EXERCISE DETAILS:
Below are some records; reproduce every one of them exactly.

EXTRACTED MATERIAL:
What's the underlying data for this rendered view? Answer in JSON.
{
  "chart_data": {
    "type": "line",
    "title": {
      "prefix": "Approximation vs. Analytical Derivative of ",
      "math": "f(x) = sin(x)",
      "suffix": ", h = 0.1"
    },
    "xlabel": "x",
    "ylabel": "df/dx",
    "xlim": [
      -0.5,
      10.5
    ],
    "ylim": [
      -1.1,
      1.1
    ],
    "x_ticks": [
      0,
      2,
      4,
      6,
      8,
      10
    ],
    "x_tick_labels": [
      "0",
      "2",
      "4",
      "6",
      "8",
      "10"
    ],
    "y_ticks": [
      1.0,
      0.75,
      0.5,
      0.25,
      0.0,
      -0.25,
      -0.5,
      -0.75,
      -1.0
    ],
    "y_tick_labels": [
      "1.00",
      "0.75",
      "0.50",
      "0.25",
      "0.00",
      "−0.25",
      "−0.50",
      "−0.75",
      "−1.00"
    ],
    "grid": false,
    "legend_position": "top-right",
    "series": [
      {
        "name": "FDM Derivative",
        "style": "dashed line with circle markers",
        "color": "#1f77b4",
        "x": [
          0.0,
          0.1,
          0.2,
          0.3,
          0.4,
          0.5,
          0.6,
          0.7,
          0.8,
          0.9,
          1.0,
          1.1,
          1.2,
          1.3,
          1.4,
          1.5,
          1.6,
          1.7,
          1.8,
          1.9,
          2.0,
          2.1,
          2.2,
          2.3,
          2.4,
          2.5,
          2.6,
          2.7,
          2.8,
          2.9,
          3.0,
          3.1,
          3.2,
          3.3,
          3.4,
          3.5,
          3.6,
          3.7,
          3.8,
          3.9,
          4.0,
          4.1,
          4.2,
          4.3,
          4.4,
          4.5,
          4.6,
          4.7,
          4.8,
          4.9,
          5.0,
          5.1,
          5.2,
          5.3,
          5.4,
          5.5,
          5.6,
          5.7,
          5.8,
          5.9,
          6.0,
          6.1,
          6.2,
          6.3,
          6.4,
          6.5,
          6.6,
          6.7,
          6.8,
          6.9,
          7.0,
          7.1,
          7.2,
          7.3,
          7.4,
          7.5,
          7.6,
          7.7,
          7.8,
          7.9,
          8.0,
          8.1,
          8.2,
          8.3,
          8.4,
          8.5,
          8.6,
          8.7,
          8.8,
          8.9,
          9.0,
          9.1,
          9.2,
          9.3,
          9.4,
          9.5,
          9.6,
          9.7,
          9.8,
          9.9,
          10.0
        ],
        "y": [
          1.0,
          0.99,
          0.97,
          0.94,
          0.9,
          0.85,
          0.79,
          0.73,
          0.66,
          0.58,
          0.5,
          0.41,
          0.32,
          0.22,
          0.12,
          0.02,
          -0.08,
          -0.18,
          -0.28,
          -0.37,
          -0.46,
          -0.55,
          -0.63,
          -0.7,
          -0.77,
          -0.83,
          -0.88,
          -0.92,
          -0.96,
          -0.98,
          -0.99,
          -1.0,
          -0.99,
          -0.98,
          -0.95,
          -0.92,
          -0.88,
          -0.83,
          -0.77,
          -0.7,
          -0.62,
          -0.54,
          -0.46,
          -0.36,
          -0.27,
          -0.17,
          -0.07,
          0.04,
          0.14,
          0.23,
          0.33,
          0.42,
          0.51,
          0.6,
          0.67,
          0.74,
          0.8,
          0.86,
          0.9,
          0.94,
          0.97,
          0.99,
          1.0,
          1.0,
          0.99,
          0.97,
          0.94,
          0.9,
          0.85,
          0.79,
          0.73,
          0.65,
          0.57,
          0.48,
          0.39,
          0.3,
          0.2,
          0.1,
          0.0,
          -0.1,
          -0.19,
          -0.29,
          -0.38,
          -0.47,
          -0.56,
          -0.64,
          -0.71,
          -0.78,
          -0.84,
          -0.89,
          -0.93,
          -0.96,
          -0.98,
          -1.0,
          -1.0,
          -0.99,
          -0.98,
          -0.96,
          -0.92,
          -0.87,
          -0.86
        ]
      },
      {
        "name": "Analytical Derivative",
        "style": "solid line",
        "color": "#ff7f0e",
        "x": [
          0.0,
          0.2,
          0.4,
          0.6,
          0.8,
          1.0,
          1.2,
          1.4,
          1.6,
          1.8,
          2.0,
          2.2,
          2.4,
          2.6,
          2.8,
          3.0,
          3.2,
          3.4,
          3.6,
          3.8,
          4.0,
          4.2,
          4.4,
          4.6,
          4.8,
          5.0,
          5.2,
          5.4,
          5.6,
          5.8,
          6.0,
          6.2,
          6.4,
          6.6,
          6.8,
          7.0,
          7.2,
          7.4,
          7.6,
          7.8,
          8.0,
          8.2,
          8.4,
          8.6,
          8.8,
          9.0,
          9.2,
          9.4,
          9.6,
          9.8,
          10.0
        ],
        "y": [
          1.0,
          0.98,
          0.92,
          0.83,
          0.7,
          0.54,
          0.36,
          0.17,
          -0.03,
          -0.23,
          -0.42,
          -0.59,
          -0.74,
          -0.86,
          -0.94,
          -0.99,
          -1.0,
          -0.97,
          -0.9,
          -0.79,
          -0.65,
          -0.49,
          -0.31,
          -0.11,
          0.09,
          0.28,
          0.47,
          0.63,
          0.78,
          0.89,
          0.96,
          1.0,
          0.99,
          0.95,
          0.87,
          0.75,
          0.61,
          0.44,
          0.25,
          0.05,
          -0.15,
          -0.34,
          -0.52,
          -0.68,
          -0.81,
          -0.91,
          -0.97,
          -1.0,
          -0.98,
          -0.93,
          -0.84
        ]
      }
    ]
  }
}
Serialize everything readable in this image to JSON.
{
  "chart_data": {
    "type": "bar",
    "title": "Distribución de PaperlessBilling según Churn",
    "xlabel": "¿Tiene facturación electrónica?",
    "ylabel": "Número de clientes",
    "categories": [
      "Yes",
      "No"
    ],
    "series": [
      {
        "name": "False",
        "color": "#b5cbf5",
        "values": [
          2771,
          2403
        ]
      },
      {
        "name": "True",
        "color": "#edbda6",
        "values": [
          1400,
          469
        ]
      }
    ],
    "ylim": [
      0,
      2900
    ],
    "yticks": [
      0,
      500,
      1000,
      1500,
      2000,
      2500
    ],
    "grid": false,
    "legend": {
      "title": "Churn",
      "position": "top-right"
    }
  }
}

COMPLETE ANSWER:
What's the underlying data for this rendered view? Answer in JSON.
{
  "chart_data": {
    "type": "line",
    "title": {
      "prefix": "Approximation vs. Analytical Derivative of ",
      "math": "f(x) = sin(x)",
      "suffix": ", h = 0.1"
    },
    "xlabel": "x",
    "ylabel": "df/dx",
    "xlim": [
      -0.5,
      10.5
    ],
    "ylim": [
      -1.1,
      1.1
    ],
    "x_ticks": [
      0,
      2,
      4,
      6,
      8,
      10
    ],
    "x_tick_labels": [
      "0",
      "2",
      "4",
      "6",
      "8",
      "10"
    ],
    "y_ticks": [
      1.0,
      0.75,
      0.5,
      0.25,
      0.0,
      -0.25,
      -0.5,
      -0.75,
      -1.0
    ],
    "y_tick_labels": [
      "1.00",
      "0.75",
      "0.50",
      "0.25",
      "0.00",
      "−0.25",
      "−0.50",
      "−0.75",
      "−1.00"
    ],
    "grid": false,
    "legend_position": "top-right",
    "series": [
      {
        "name": "FDM Derivative",
        "style": "dashed line with circle markers",
        "color": "#1f77b4",
        "x": [
          0.0,
          0.1,
          0.2,
          0.3,
          0.4,
          0.5,
          0.6,
          0.7,
          0.8,
          0.9,
          1.0,
          1.1,
          1.2,
          1.3,
          1.4,
          1.5,
          1.6,
          1.7,
          1.8,
          1.9,
          2.0,
          2.1,
          2.2,
          2.3,
          2.4,
          2.5,
          2.6,
          2.7,
          2.8,
          2.9,
          3.0,
          3.1,
          3.2,
          3.3,
          3.4,
          3.5,
          3.6,
          3.7,
          3.8,
          3.9,
          4.0,
          4.1,
          4.2,
          4.3,
          4.4,
          4.5,
          4.6,
          4.7,
          4.8,
          4.9,
          5.0,
          5.1,
          5.2,
          5.3,
          5.4,
          5.5,
          5.6,
          5.7,
          5.8,
          5.9,
          6.0,
          6.1,
          6.2,
          6.3,
          6.4,
          6.5,
          6.6,
          6.7,
          6.8,
          6.9,
          7.0,
          7.1,
          7.2,
          7.3,
          7.4,
          7.5,
          7.6,
          7.7,
          7.8,
          7.9,
          8.0,
          8.1,
          8.2,
          8.3,
          8.4,
          8.5,
          8.6,
          8.7,
          8.8,
          8.9,
          9.0,
          9.1,
          9.2,
          9.3,
          9.4,
          9.5,
          9.6,
          9.7,
          9.8,
          9.9,
          10.0
        ],
        "y": [
          1.0,
          0.99,
          0.97,
          0.94,
          0.9,
          0.85,
          0.79,
          0.73,
          0.66,
          0.58,
          0.5,
          0.41,
          0.32,
          0.22,
          0.12,
          0.02,
          -0.08,
          -0.18,
          -0.28,
          -0.37,
          -0.46,
          -0.55,
          -0.63,
          -0.7,
          -0.77,
          -0.83,
          -0.88,
          -0.92,
          -0.96,
          -0.98,
          -0.99,
          -1.0,
          -0.99,
          -0.98,
          -0.95,
          -0.92,
          -0.88,
          -0.83,
          -0.77,
          -0.7,
          -0.62,
          -0.54,
          -0.46,
          -0.36,
          -0.27,
          -0.17,
          -0.07,
          0.04,
          0.14,
          0.23,
          0.33,
          0.42,
          0.51,
          0.6,
          0.67,
          0.74,
          0.8,
          0.86,
          0.9,
          0.94,
          0.97,
          0.99,
          1.0,
          1.0,
          0.99,
          0.97,
          0.94,
          0.9,
          0.85,
          0.79,
          0.73,
          0.65,
          0.57,
          0.48,
          0.39,
          0.3,
          0.2,
          0.1,
          0.0,
          -0.1,
          -0.19,
          -0.29,
          -0.38,
          -0.47,
          -0.56,
          -0.64,
          -0.71,
          -0.78,
          -0.84,
          -0.89,
          -0.93,
          -0.96,
          -0.98,
          -1.0,
          -1.0,
          -0.99,
          -0.98,
          -0.96,
          -0.92,
          -0.87,
          -0.86
        ]
      },
      {
        "name": "Analytical Derivative",
        "style": "solid line",
        "color": "#ff7f0e",
        "x": [
          0.0,
          0.2,
          0.4,
          0.6,
          0.8,
          1.0,
          1.2,
          1.4,
          1.6,
          1.8,
          2.0,
          2.2,
          2.4,
          2.6,
          2.8,
          3.0,
          3.2,
          3.4,
          3.6,
          3.8,
          4.0,
          4.2,
          4.4,
          4.6,
          4.8,
          5.0,
          5.2,
          5.4,
          5.6,
          5.8,
          6.0,
          6.2,
          6.4,
          6.6,
          6.8,
          7.0,
          7.2,
          7.4,
          7.6,
          7.8,
          8.0,
          8.2,
          8.4,
          8.6,
          8.8,
          9.0,
          9.2,
          9.4,
          9.6,
          9.8,
          10.0
        ],
        "y": [
          1.0,
          0.98,
          0.92,
          0.83,
          0.7,
          0.54,
          0.36,
          0.17,
          -0.03,
          -0.23,
          -0.42,
          -0.59,
          -0.74,
          -0.86,
          -0.94,
          -0.99,
          -1.0,
          -0.97,
          -0.9,
          -0.79,
          -0.65,
          -0.49,
          -0.31,
          -0.11,
          0.09,
          0.28,
          0.47,
          0.63,
          0.78,
          0.89,
          0.96,
          1.0,
          0.99,
          0.95,
          0.87,
          0.75,
          0.61,
          0.44,
          0.25,
          0.05,
          -0.15,
          -0.34,
          -0.52,
          -0.68,
          -0.81,
          -0.91,
          -0.97,
          -1.0,
          -0.98,
          -0.93,
          -0.84
        ]
      }
    ]
  }
}
Serialize everything readable in this image to JSON.
{
  "chart_data": {
    "type": "bar",
    "title": "Distribución de PaperlessBilling según Churn",
    "xlabel": "¿Tiene facturación electrónica?",
    "ylabel": "Número de clientes",
    "categories": [
      "Yes",
      "No"
    ],
    "series": [
      {
        "name": "False",
        "color": "#b5cbf5",
        "values": [
          2771,
          2403
        ]
      },
      {
        "name": "True",
        "color": "#edbda6",
        "values": [
          1400,
          469
        ]
      }
    ],
    "ylim": [
      0,
      2900
    ],
    "yticks": [
      0,
      500,
      1000,
      1500,
      2000,
      2500
    ],
    "grid": false,
    "legend": {
      "title": "Churn",
      "position": "top-right"
    }
  }
}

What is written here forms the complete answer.